Records shown:
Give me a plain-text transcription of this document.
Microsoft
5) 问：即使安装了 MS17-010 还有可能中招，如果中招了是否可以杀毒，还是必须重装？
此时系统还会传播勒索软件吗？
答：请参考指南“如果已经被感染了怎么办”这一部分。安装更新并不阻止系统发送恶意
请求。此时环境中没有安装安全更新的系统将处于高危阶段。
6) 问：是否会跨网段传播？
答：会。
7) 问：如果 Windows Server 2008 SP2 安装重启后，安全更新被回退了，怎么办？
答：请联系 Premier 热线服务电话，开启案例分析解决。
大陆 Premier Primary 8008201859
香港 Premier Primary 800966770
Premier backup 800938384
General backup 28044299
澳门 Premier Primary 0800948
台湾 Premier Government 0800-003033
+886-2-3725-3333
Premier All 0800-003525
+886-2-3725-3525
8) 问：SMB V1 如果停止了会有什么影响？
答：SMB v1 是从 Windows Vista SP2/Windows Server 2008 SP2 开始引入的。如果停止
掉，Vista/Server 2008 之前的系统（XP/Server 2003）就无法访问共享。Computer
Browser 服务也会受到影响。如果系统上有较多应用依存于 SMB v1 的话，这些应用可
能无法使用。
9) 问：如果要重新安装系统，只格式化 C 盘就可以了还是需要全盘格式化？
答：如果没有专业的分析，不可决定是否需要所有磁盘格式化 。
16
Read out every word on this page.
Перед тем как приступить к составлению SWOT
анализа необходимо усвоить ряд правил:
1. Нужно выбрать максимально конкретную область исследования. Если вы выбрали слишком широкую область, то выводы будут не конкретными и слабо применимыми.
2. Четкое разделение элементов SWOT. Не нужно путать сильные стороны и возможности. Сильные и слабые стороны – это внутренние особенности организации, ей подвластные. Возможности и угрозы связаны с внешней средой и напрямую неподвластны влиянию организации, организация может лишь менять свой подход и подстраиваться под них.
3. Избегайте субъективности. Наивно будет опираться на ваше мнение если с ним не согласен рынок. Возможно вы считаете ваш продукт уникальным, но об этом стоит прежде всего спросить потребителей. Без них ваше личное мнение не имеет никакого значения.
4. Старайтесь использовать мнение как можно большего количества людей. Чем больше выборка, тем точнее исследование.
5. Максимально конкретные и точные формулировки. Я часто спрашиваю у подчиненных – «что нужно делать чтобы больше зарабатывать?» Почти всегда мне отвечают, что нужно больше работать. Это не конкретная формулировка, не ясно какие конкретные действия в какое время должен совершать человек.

Exercise: Everything from the line that contains "Read out every word on this page." through the end of the records must be duplicated exactly, and nothing outside that range.

Task answer:
Read out every word on this page.
Перед тем как приступить к составлению SWOT
анализа необходимо усвоить ряд правил:
1. Нужно выбрать максимально конкретную область исследования. Если вы выбрали слишком широкую область, то выводы будут не конкретными и слабо применимыми.
2. Четкое разделение элементов SWOT. Не нужно путать сильные стороны и возможности. Сильные и слабые стороны – это внутренние особенности организации, ей подвластные. Возможности и угрозы связаны с внешней средой и напрямую неподвластны влиянию организации, организация может лишь менять свой подход и подстраиваться под них.
3. Избегайте субъективности. Наивно будет опираться на ваше мнение если с ним не согласен рынок. Возможно вы считаете ваш продукт уникальным, но об этом стоит прежде всего спросить потребителей. Без них ваше личное мнение не имеет никакого значения.
4. Старайтесь использовать мнение как можно большего количества людей. Чем больше выборка, тем точнее исследование.
5. Максимально конкретные и точные формулировки. Я часто спрашиваю у подчиненных – «что нужно делать чтобы больше зарабатывать?» Почти всегда мне отвечают, что нужно больше работать. Это не конкретная формулировка, не ясно какие конкретные действия в какое время должен совершать человек.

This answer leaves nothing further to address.